Given request: Extract every entry word for word.

====== Dataset

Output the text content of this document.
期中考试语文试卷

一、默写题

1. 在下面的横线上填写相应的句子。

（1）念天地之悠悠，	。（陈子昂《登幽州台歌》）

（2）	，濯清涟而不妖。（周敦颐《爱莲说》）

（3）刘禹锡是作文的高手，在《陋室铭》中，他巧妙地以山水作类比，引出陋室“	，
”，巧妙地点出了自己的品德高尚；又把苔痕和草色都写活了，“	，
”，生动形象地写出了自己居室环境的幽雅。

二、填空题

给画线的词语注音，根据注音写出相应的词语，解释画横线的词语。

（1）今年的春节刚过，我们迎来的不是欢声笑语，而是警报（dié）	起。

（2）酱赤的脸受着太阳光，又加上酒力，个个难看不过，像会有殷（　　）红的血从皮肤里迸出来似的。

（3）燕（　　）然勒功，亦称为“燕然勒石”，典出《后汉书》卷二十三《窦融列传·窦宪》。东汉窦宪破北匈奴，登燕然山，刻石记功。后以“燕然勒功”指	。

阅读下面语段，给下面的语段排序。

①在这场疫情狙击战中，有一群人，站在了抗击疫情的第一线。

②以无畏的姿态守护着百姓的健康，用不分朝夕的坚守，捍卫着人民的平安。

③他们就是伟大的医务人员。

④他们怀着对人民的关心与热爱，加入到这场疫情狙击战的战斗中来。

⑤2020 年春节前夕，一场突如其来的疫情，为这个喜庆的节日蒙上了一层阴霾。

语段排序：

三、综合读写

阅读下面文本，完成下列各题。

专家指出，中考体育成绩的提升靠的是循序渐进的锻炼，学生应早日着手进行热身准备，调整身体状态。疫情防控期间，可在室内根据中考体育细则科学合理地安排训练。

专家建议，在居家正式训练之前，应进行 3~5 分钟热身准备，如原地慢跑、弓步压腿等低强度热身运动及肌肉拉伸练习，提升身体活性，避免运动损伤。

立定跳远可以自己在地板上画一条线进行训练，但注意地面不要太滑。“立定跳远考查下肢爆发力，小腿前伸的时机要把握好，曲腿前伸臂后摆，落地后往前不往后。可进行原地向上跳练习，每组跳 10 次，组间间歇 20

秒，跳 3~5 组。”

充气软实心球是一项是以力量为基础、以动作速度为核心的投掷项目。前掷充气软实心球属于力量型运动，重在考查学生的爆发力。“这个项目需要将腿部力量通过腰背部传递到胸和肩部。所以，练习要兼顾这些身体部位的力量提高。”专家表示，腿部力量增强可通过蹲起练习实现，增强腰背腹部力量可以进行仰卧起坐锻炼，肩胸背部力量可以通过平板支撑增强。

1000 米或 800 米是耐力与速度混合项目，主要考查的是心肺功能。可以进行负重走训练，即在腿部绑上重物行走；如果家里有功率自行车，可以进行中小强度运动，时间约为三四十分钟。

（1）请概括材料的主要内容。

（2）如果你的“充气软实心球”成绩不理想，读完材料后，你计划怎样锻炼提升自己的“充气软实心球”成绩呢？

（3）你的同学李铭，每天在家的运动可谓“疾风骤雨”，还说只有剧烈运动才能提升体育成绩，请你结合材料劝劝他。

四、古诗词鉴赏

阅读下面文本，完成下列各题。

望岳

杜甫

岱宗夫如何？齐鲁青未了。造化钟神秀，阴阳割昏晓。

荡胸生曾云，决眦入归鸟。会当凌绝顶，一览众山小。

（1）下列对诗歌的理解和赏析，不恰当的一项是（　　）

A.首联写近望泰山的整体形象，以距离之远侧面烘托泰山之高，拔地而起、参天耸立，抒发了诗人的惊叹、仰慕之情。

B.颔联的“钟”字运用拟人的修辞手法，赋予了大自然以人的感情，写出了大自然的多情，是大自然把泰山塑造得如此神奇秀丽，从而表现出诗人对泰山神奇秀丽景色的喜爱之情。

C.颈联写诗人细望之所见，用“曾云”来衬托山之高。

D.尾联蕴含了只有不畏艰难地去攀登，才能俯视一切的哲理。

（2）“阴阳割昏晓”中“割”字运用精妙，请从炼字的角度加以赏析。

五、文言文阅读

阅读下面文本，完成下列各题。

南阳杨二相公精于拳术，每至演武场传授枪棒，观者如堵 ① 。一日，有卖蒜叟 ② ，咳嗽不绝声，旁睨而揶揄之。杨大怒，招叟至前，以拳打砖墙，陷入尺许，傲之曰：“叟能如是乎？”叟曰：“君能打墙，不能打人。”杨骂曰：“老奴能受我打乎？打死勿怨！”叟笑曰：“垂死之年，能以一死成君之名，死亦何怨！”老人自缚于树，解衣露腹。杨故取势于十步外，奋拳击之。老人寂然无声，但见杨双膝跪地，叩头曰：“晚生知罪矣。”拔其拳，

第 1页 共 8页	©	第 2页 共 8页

============

Output below:
Output the text content of this document.
期中考试语文试卷

一、默写题

1. 在下面的横线上填写相应的句子。

（1）念天地之悠悠，	。（陈子昂《登幽州台歌》）

（2）	，濯清涟而不妖。（周敦颐《爱莲说》）

（3）刘禹锡是作文的高手，在《陋室铭》中，他巧妙地以山水作类比，引出陋室“	，
”，巧妙地点出了自己的品德高尚；又把苔痕和草色都写活了，“	，
”，生动形象地写出了自己居室环境的幽雅。

二、填空题

给画线的词语注音，根据注音写出相应的词语，解释画横线的词语。

（1）今年的春节刚过，我们迎来的不是欢声笑语，而是警报（dié）	起。

（2）酱赤的脸受着太阳光，又加上酒力，个个难看不过，像会有殷（　　）红的血从皮肤里迸出来似的。

（3）燕（　　）然勒功，亦称为“燕然勒石”，典出《后汉书》卷二十三《窦融列传·窦宪》。东汉窦宪破北匈奴，登燕然山，刻石记功。后以“燕然勒功”指	。

阅读下面语段，给下面的语段排序。

①在这场疫情狙击战中，有一群人，站在了抗击疫情的第一线。

②以无畏的姿态守护着百姓的健康，用不分朝夕的坚守，捍卫着人民的平安。

③他们就是伟大的医务人员。

④他们怀着对人民的关心与热爱，加入到这场疫情狙击战的战斗中来。

⑤2020 年春节前夕，一场突如其来的疫情，为这个喜庆的节日蒙上了一层阴霾。

语段排序：

三、综合读写

阅读下面文本，完成下列各题。

专家指出，中考体育成绩的提升靠的是循序渐进的锻炼，学生应早日着手进行热身准备，调整身体状态。疫情防控期间，可在室内根据中考体育细则科学合理地安排训练。

专家建议，在居家正式训练之前，应进行 3~5 分钟热身准备，如原地慢跑、弓步压腿等低强度热身运动及肌肉拉伸练习，提升身体活性，避免运动损伤。

立定跳远可以自己在地板上画一条线进行训练，但注意地面不要太滑。“立定跳远考查下肢爆发力，小腿前伸的时机要把握好，曲腿前伸臂后摆，落地后往前不往后。可进行原地向上跳练习，每组跳 10 次，组间间歇 20

秒，跳 3~5 组。”

充气软实心球是一项是以力量为基础、以动作速度为核心的投掷项目。前掷充气软实心球属于力量型运动，重在考查学生的爆发力。“这个项目需要将腿部力量通过腰背部传递到胸和肩部。所以，练习要兼顾这些身体部位的力量提高。”专家表示，腿部力量增强可通过蹲起练习实现，增强腰背腹部力量可以进行仰卧起坐锻炼，肩胸背部力量可以通过平板支撑增强。

1000 米或 800 米是耐力与速度混合项目，主要考查的是心肺功能。可以进行负重走训练，即在腿部绑上重物行走；如果家里有功率自行车，可以进行中小强度运动，时间约为三四十分钟。

（1）请概括材料的主要内容。

（2）如果你的“充气软实心球”成绩不理想，读完材料后，你计划怎样锻炼提升自己的“充气软实心球”成绩呢？

（3）你的同学李铭，每天在家的运动可谓“疾风骤雨”，还说只有剧烈运动才能提升体育成绩，请你结合材料劝劝他。

四、古诗词鉴赏

阅读下面文本，完成下列各题。

望岳

杜甫

岱宗夫如何？齐鲁青未了。造化钟神秀，阴阳割昏晓。

荡胸生曾云，决眦入归鸟。会当凌绝顶，一览众山小。

（1）下列对诗歌的理解和赏析，不恰当的一项是（　　）

A.首联写近望泰山的整体形象，以距离之远侧面烘托泰山之高，拔地而起、参天耸立，抒发了诗人的惊叹、仰慕之情。

B.颔联的“钟”字运用拟人的修辞手法，赋予了大自然以人的感情，写出了大自然的多情，是大自然把泰山塑造得如此神奇秀丽，从而表现出诗人对泰山神奇秀丽景色的喜爱之情。

C.颈联写诗人细望之所见，用“曾云”来衬托山之高。

D.尾联蕴含了只有不畏艰难地去攀登，才能俯视一切的哲理。

（2）“阴阳割昏晓”中“割”字运用精妙，请从炼字的角度加以赏析。

五、文言文阅读

阅读下面文本，完成下列各题。

南阳杨二相公精于拳术，每至演武场传授枪棒，观者如堵 ① 。一日，有卖蒜叟 ② ，咳嗽不绝声，旁睨而揶揄之。杨大怒，招叟至前，以拳打砖墙，陷入尺许，傲之曰：“叟能如是乎？”叟曰：“君能打墙，不能打人。”杨骂曰：“老奴能受我打乎？打死勿怨！”叟笑曰：“垂死之年，能以一死成君之名，死亦何怨！”老人自缚于树，解衣露腹。杨故取势于十步外，奋拳击之。老人寂然无声，但见杨双膝跪地，叩头曰：“晚生知罪矣。”拔其拳，

第 1页 共 8页	©	第 2页 共 8页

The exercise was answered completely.